▶

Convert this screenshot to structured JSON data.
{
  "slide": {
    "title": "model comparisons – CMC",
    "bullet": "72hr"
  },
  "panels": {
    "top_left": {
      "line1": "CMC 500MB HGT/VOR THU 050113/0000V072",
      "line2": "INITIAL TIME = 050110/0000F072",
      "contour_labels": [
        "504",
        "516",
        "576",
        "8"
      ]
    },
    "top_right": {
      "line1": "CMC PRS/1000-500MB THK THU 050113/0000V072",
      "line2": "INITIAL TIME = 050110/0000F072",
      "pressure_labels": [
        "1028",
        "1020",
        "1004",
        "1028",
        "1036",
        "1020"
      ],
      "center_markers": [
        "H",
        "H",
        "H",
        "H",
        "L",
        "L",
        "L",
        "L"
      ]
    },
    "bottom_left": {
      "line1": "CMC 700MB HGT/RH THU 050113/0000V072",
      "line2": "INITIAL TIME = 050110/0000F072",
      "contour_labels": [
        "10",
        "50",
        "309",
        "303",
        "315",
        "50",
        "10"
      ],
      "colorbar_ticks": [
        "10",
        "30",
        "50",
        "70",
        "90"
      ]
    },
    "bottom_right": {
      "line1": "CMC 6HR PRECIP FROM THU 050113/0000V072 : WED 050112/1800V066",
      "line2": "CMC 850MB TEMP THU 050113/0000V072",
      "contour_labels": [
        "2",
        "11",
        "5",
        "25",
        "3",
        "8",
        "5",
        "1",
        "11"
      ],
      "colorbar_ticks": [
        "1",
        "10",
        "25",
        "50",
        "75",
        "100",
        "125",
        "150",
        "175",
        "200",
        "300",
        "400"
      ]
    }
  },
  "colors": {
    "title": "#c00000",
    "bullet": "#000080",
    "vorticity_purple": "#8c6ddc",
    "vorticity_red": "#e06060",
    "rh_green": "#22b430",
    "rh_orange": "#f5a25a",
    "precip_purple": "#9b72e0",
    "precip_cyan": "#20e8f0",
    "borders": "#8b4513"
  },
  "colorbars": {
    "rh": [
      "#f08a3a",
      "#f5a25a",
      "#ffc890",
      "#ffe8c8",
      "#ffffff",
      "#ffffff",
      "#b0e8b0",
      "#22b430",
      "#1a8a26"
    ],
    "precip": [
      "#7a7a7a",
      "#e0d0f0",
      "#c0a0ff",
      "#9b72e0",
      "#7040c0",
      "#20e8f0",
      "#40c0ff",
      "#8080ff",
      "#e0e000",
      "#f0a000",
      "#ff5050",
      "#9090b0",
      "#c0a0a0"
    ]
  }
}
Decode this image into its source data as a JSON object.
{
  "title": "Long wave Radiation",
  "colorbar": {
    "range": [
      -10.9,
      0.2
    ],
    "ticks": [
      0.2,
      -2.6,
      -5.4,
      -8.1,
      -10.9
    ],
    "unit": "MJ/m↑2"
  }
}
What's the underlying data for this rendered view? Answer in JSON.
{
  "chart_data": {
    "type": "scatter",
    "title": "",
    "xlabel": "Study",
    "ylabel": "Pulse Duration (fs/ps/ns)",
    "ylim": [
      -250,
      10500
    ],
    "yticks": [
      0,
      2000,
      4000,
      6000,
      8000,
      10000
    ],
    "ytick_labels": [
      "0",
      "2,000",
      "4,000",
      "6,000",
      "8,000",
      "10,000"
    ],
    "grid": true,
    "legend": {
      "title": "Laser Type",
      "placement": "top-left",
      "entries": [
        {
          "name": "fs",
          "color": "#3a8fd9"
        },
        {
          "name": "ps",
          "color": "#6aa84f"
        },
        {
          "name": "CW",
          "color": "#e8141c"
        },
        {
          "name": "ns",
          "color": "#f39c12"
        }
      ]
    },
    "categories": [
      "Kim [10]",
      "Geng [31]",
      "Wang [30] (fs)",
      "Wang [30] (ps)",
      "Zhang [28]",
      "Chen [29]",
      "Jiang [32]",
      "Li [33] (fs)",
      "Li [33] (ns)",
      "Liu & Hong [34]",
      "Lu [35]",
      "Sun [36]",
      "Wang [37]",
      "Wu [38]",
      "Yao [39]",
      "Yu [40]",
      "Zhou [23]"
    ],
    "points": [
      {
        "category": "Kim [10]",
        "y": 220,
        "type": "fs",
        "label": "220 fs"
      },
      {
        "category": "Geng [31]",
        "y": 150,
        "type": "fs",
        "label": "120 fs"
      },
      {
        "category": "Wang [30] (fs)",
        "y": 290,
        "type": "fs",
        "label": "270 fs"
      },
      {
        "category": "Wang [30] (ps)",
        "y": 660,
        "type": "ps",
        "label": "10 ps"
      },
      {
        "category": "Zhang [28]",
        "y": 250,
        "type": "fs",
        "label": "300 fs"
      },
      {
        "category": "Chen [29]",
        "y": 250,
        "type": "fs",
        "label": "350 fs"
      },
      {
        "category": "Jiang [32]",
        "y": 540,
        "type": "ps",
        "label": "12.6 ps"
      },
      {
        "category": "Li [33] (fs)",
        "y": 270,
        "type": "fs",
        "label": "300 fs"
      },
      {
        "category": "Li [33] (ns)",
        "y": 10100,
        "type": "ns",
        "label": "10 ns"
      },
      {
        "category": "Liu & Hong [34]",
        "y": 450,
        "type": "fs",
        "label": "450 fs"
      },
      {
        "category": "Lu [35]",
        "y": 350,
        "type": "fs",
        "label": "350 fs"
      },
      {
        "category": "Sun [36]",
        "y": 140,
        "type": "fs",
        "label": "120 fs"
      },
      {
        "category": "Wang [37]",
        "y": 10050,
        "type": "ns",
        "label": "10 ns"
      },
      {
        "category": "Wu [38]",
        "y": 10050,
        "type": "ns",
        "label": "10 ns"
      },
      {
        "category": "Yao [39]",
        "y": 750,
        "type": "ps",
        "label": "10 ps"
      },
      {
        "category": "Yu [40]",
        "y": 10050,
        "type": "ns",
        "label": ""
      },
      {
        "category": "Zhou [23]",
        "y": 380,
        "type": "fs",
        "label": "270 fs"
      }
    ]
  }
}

◀

- [Short problem]: Return all the data above once more, precisely as given.

- [Result below]:
Convert this screenshot to structured JSON data.
{
  "slide": {
    "title": "model comparisons – CMC",
    "bullet": "72hr"
  },
  "panels": {
    "top_left": {
      "line1": "CMC 500MB HGT/VOR THU 050113/0000V072",
      "line2": "INITIAL TIME = 050110/0000F072",
      "contour_labels": [
        "504",
        "516",
        "576",
        "8"
      ]
    },
    "top_right": {
      "line1": "CMC PRS/1000-500MB THK THU 050113/0000V072",
      "line2": "INITIAL TIME = 050110/0000F072",
      "pressure_labels": [
        "1028",
        "1020",
        "1004",
        "1028",
        "1036",
        "1020"
      ],
      "center_markers": [
        "H",
        "H",
        "H",
        "H",
        "L",
        "L",
        "L",
        "L"
      ]
    },
    "bottom_left": {
      "line1": "CMC 700MB HGT/RH THU 050113/0000V072",
      "line2": "INITIAL TIME = 050110/0000F072",
      "contour_labels": [
        "10",
        "50",
        "309",
        "303",
        "315",
        "50",
        "10"
      ],
      "colorbar_ticks": [
        "10",
        "30",
        "50",
        "70",
        "90"
      ]
    },
    "bottom_right": {
      "line1": "CMC 6HR PRECIP FROM THU 050113/0000V072 : WED 050112/1800V066",
      "line2": "CMC 850MB TEMP THU 050113/0000V072",
      "contour_labels": [
        "2",
        "11",
        "5",
        "25",
        "3",
        "8",
        "5",
        "1",
        "11"
      ],
      "colorbar_ticks": [
        "1",
        "10",
        "25",
        "50",
        "75",
        "100",
        "125",
        "150",
        "175",
        "200",
        "300",
        "400"
      ]
    }
  },
  "colors": {
    "title": "#c00000",
    "bullet": "#000080",
    "vorticity_purple": "#8c6ddc",
    "vorticity_red": "#e06060",
    "rh_green": "#22b430",
    "rh_orange": "#f5a25a",
    "precip_purple": "#9b72e0",
    "precip_cyan": "#20e8f0",
    "borders": "#8b4513"
  },
  "colorbars": {
    "rh": [
      "#f08a3a",
      "#f5a25a",
      "#ffc890",
      "#ffe8c8",
      "#ffffff",
      "#ffffff",
      "#b0e8b0",
      "#22b430",
      "#1a8a26"
    ],
    "precip": [
      "#7a7a7a",
      "#e0d0f0",
      "#c0a0ff",
      "#9b72e0",
      "#7040c0",
      "#20e8f0",
      "#40c0ff",
      "#8080ff",
      "#e0e000",
      "#f0a000",
      "#ff5050",
      "#9090b0",
      "#c0a0a0"
    ]
  }
}
Decode this image into its source data as a JSON object.
{
  "title": "Long wave Radiation",
  "colorbar": {
    "range": [
      -10.9,
      0.2
    ],
    "ticks": [
      0.2,
      -2.6,
      -5.4,
      -8.1,
      -10.9
    ],
    "unit": "MJ/m↑2"
  }
}
What's the underlying data for this rendered view? Answer in JSON.
{
  "chart_data": {
    "type": "scatter",
    "title": "",
    "xlabel": "Study",
    "ylabel": "Pulse Duration (fs/ps/ns)",
    "ylim": [
      -250,
      10500
    ],
    "yticks": [
      0,
      2000,
      4000,
      6000,
      8000,
      10000
    ],
    "ytick_labels": [
      "0",
      "2,000",
      "4,000",
      "6,000",
      "8,000",
      "10,000"
    ],
    "grid": true,
    "legend": {
      "title": "Laser Type",
      "placement": "top-left",
      "entries": [
        {
          "name": "fs",
          "color": "#3a8fd9"
        },
        {
          "name": "ps",
          "color": "#6aa84f"
        },
        {
          "name": "CW",
          "color": "#e8141c"
        },
        {
          "name": "ns",
          "color": "#f39c12"
        }
      ]
    },
    "categories": [
      "Kim [10]",
      "Geng [31]",
      "Wang [30] (fs)",
      "Wang [30] (ps)",
      "Zhang [28]",
      "Chen [29]",
      "Jiang [32]",
      "Li [33] (fs)",
      "Li [33] (ns)",
      "Liu & Hong [34]",
      "Lu [35]",
      "Sun [36]",
      "Wang [37]",
      "Wu [38]",
      "Yao [39]",
      "Yu [40]",
      "Zhou [23]"
    ],
    "points": [
      {
        "category": "Kim [10]",
        "y": 220,
        "type": "fs",
        "label": "220 fs"
      },
      {
        "category": "Geng [31]",
        "y": 150,
        "type": "fs",
        "label": "120 fs"
      },
      {
        "category": "Wang [30] (fs)",
        "y": 290,
        "type": "fs",
        "label": "270 fs"
      },
      {
        "category": "Wang [30] (ps)",
        "y": 660,
        "type": "ps",
        "label": "10 ps"
      },
      {
        "category": "Zhang [28]",
        "y": 250,
        "type": "fs",
        "label": "300 fs"
      },
      {
        "category": "Chen [29]",
        "y": 250,
        "type": "fs",
        "label": "350 fs"
      },
      {
        "category": "Jiang [32]",
        "y": 540,
        "type": "ps",
        "label": "12.6 ps"
      },
      {
        "category": "Li [33] (fs)",
        "y": 270,
        "type": "fs",
        "label": "300 fs"
      },
      {
        "category": "Li [33] (ns)",
        "y": 10100,
        "type": "ns",
        "label": "10 ns"
      },
      {
        "category": "Liu & Hong [34]",
        "y": 450,
        "type": "fs",
        "label": "450 fs"
      },
      {
        "category": "Lu [35]",
        "y": 350,
        "type": "fs",
        "label": "350 fs"
      },
      {
        "category": "Sun [36]",
        "y": 140,
        "type": "fs",
        "label": "120 fs"
      },
      {
        "category": "Wang [37]",
        "y": 10050,
        "type": "ns",
        "label": "10 ns"
      },
      {
        "category": "Wu [38]",
        "y": 10050,
        "type": "ns",
        "label": "10 ns"
      },
      {
        "category": "Yao [39]",
        "y": 750,
        "type": "ps",
        "label": "10 ps"
      },
      {
        "category": "Yu [40]",
        "y": 10050,
        "type": "ns",
        "label": ""
      },
      {
        "category": "Zhou [23]",
        "y": 380,
        "type": "fs",
        "label": "270 fs"
      }
    ]
  }
}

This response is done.